*Problem requirements*. Take every line from the listing below that includes "Montant" and copy it.

(Figure dataset records)
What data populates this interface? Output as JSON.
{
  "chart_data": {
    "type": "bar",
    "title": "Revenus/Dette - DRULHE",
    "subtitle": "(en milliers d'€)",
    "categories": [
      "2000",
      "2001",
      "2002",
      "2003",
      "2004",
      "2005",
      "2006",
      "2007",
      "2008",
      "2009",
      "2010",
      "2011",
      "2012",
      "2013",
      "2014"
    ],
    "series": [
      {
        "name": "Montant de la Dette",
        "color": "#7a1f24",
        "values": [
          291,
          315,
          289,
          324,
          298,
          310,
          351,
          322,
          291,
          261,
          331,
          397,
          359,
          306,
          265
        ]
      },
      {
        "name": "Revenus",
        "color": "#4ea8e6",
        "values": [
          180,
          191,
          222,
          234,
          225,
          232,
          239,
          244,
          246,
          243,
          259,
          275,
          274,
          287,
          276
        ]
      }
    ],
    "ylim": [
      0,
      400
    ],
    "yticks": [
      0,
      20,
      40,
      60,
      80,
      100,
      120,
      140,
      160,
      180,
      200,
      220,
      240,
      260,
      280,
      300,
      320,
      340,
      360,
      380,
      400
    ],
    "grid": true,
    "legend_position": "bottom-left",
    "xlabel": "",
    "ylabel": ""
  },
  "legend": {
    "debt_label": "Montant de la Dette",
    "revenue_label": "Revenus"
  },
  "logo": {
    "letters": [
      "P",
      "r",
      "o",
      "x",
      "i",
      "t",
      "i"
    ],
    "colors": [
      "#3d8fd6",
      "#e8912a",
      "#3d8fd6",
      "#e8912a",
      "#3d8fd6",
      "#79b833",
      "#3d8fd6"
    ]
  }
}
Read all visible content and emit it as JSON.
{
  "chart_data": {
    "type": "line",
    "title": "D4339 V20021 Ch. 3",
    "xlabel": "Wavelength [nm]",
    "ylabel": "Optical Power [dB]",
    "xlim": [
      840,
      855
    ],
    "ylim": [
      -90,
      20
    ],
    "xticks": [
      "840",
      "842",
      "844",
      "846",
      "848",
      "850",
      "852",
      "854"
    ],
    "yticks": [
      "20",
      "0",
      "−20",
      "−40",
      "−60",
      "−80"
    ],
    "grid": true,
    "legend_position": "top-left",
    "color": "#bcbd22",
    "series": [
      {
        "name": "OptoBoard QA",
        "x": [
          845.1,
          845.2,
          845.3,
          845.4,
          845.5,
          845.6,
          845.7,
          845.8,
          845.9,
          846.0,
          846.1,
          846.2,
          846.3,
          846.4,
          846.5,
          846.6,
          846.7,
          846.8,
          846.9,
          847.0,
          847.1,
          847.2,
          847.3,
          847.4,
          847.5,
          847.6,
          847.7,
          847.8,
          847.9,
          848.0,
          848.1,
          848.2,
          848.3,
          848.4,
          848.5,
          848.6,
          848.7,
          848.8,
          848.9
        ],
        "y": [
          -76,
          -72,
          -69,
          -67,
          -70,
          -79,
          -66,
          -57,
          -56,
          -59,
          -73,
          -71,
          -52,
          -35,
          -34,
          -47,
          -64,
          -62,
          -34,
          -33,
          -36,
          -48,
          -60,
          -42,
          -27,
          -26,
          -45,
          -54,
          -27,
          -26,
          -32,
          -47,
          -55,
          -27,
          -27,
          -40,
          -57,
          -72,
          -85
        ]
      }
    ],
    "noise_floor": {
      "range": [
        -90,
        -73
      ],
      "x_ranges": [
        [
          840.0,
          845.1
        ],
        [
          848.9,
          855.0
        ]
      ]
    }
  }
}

*Task result*.
        "name": "Montant de la Dette",
    "debt_label": "Montant de la Dette",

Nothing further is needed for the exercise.